Data extract:

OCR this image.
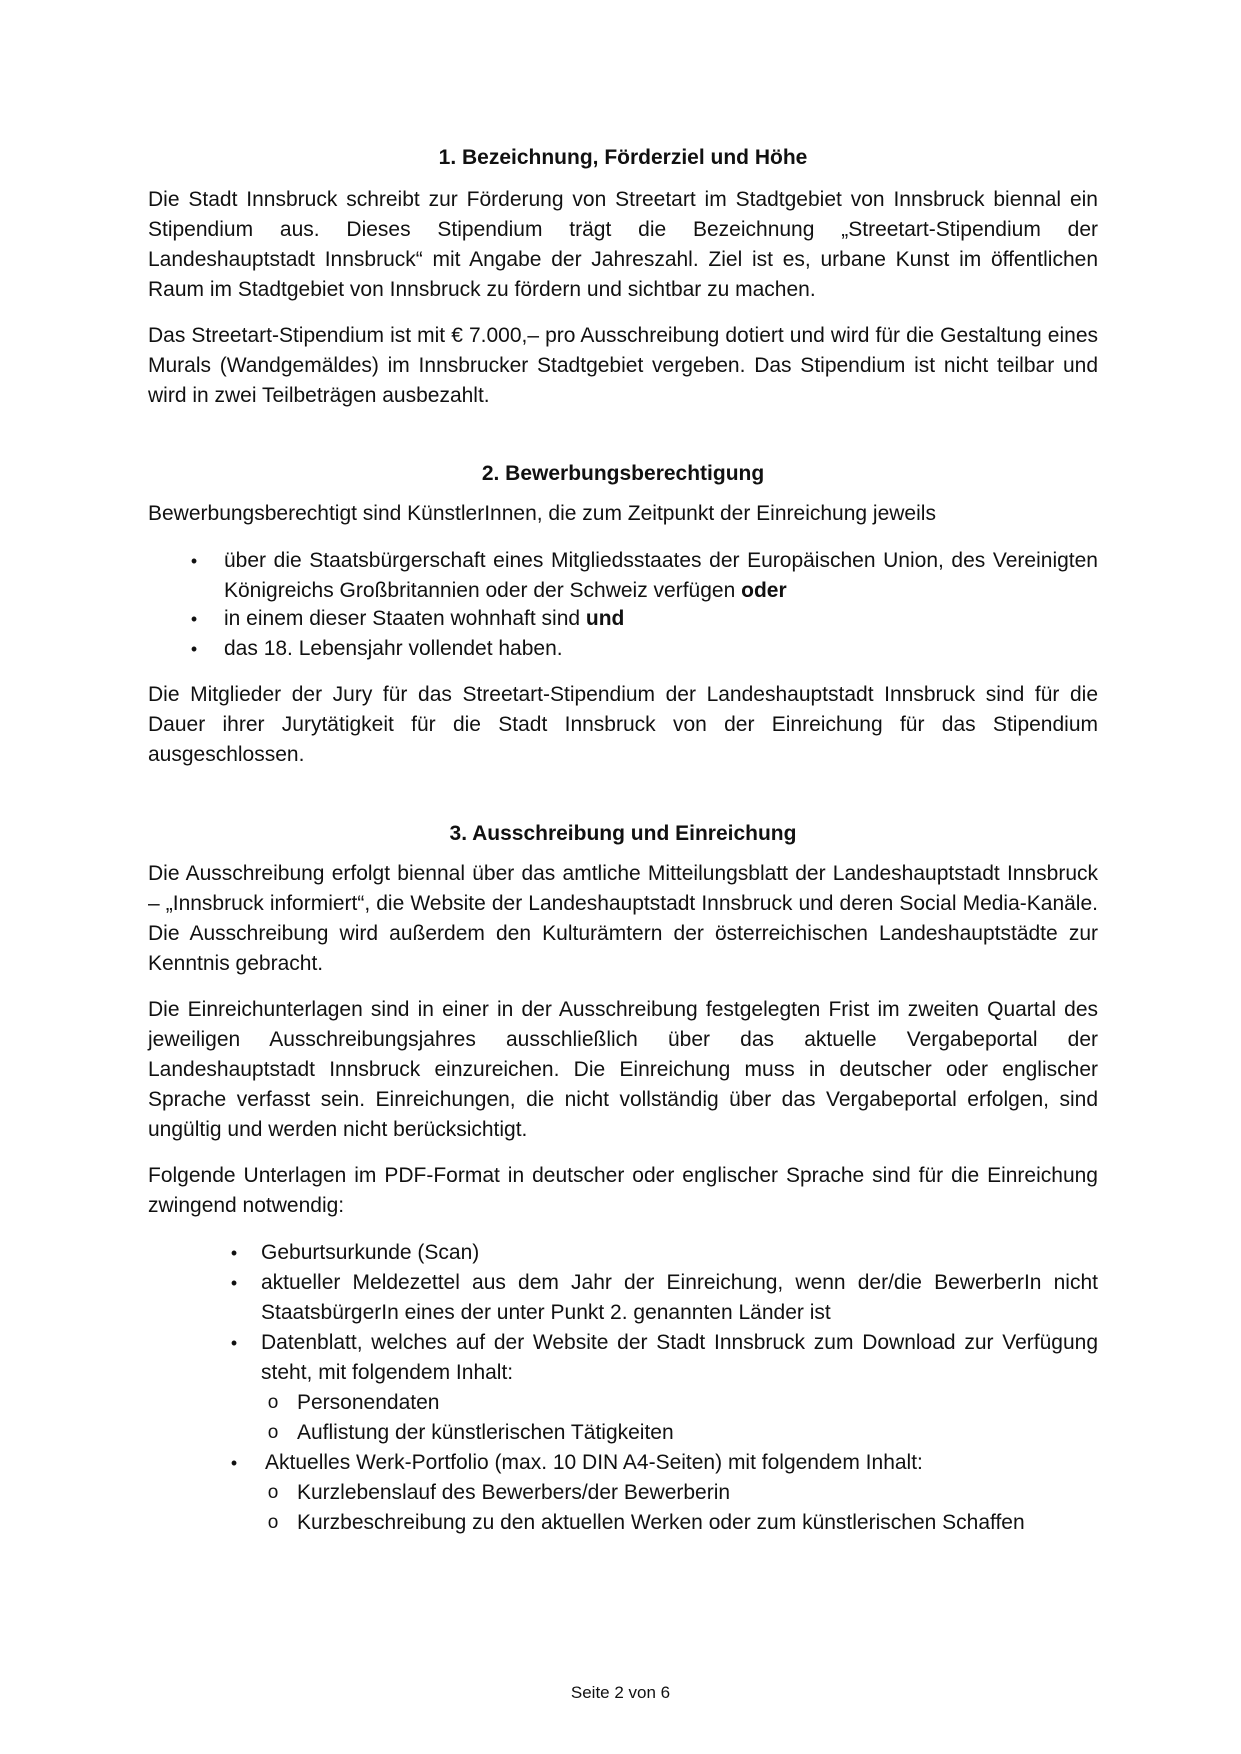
1. Bezeichnung, Förderziel und Höhe

Die Stadt Innsbruck schreibt zur Förderung von Streetart im Stadtgebiet von Innsbruck biennal ein Stipendium aus. Dieses Stipendium trägt die Bezeichnung „Streetart-Stipendium der Landeshauptstadt Innsbruck“ mit Angabe der Jahreszahl. Ziel ist es, urbane Kunst im öffentlichen Raum im Stadtgebiet von Innsbruck zu fördern und sichtbar zu machen.

Das Streetart-Stipendium ist mit € 7.000,– pro Ausschreibung dotiert und wird für die Gestaltung eines Murals (Wandgemäldes) im Innsbrucker Stadtgebiet vergeben. Das Stipendium ist nicht teilbar und wird in zwei Teilbeträgen ausbezahlt.

2. Bewerbungsberechtigung

Bewerbungsberechtigt sind KünstlerInnen, die zum Zeitpunkt der Einreichung jeweils

•	über die Staatsbürgerschaft eines Mitgliedsstaates der Europäischen Union, des Vereinigten Königreichs Großbritannien oder der Schweiz verfügen oder
•	in einem dieser Staaten wohnhaft sind und
•	das 18. Lebensjahr vollendet haben.

Die Mitglieder der Jury für das Streetart-Stipendium der Landeshauptstadt Innsbruck sind für die Dauer ihrer Jurytätigkeit für die Stadt Innsbruck von der Einreichung für das Stipendium ausgeschlossen.

3. Ausschreibung und Einreichung

Die Ausschreibung erfolgt biennal über das amtliche Mitteilungsblatt der Landeshauptstadt Innsbruck – „Innsbruck informiert“, die Website der Landeshauptstadt Innsbruck und deren Social Media-Kanäle. Die Ausschreibung wird außerdem den Kulturämtern der österreichischen Landeshauptstädte zur Kenntnis gebracht.

Die Einreichunterlagen sind in einer in der Ausschreibung festgelegten Frist im zweiten Quartal des jeweiligen Ausschreibungsjahres ausschließlich über das aktuelle Vergabeportal der Landeshauptstadt Innsbruck einzureichen. Die Einreichung muss in deutscher oder englischer Sprache verfasst sein. Einreichungen, die nicht vollständig über das Vergabeportal erfolgen, sind ungültig und werden nicht berücksichtigt.

Folgende Unterlagen im PDF-Format in deutscher oder englischer Sprache sind für die Einreichung zwingend notwendig:

•	Geburtsurkunde (Scan)
•	aktueller Meldezettel aus dem Jahr der Einreichung, wenn der/die BewerberIn nicht StaatsbürgerIn eines der unter Punkt 2. genannten Länder ist
•	Datenblatt, welches auf der Website der Stadt Innsbruck zum Download zur Verfügung steht, mit folgendem Inhalt:
o Personendaten
o Auflistung der künstlerischen Tätigkeiten
•	Aktuelles Werk-Portfolio (max. 10 DIN A4-Seiten) mit folgendem Inhalt:
o Kurzlebenslauf des Bewerbers/der Bewerberin
o Kurzbeschreibung zu den aktuellen Werken oder zum künstlerischen Schaffen
Seite 2 von 6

Objective: Your copy of the data above should match it exactly, except that pictures are left out.

The response:
OCR this image.
1. Bezeichnung, Förderziel und Höhe

Die Stadt Innsbruck schreibt zur Förderung von Streetart im Stadtgebiet von Innsbruck biennal ein Stipendium aus. Dieses Stipendium trägt die Bezeichnung „Streetart-Stipendium der Landeshauptstadt Innsbruck“ mit Angabe der Jahreszahl. Ziel ist es, urbane Kunst im öffentlichen Raum im Stadtgebiet von Innsbruck zu fördern und sichtbar zu machen.

Das Streetart-Stipendium ist mit € 7.000,– pro Ausschreibung dotiert und wird für die Gestaltung eines Murals (Wandgemäldes) im Innsbrucker Stadtgebiet vergeben. Das Stipendium ist nicht teilbar und wird in zwei Teilbeträgen ausbezahlt.

2. Bewerbungsberechtigung

Bewerbungsberechtigt sind KünstlerInnen, die zum Zeitpunkt der Einreichung jeweils

•	über die Staatsbürgerschaft eines Mitgliedsstaates der Europäischen Union, des Vereinigten Königreichs Großbritannien oder der Schweiz verfügen oder
•	in einem dieser Staaten wohnhaft sind und
•	das 18. Lebensjahr vollendet haben.

Die Mitglieder der Jury für das Streetart-Stipendium der Landeshauptstadt Innsbruck sind für die Dauer ihrer Jurytätigkeit für die Stadt Innsbruck von der Einreichung für das Stipendium ausgeschlossen.

3. Ausschreibung und Einreichung

Die Ausschreibung erfolgt biennal über das amtliche Mitteilungsblatt der Landeshauptstadt Innsbruck – „Innsbruck informiert“, die Website der Landeshauptstadt Innsbruck und deren Social Media-Kanäle. Die Ausschreibung wird außerdem den Kulturämtern der österreichischen Landeshauptstädte zur Kenntnis gebracht.

Die Einreichunterlagen sind in einer in der Ausschreibung festgelegten Frist im zweiten Quartal des jeweiligen Ausschreibungsjahres ausschließlich über das aktuelle Vergabeportal der Landeshauptstadt Innsbruck einzureichen. Die Einreichung muss in deutscher oder englischer Sprache verfasst sein. Einreichungen, die nicht vollständig über das Vergabeportal erfolgen, sind ungültig und werden nicht berücksichtigt.

Folgende Unterlagen im PDF-Format in deutscher oder englischer Sprache sind für die Einreichung zwingend notwendig:

•	Geburtsurkunde (Scan)
•	aktueller Meldezettel aus dem Jahr der Einreichung, wenn der/die BewerberIn nicht StaatsbürgerIn eines der unter Punkt 2. genannten Länder ist
•	Datenblatt, welches auf der Website der Stadt Innsbruck zum Download zur Verfügung steht, mit folgendem Inhalt:
o Personendaten
o Auflistung der künstlerischen Tätigkeiten
•	Aktuelles Werk-Portfolio (max. 10 DIN A4-Seiten) mit folgendem Inhalt:
o Kurzlebenslauf des Bewerbers/der Bewerberin
o Kurzbeschreibung zu den aktuellen Werken oder zum künstlerischen Schaffen
Seite 2 von 6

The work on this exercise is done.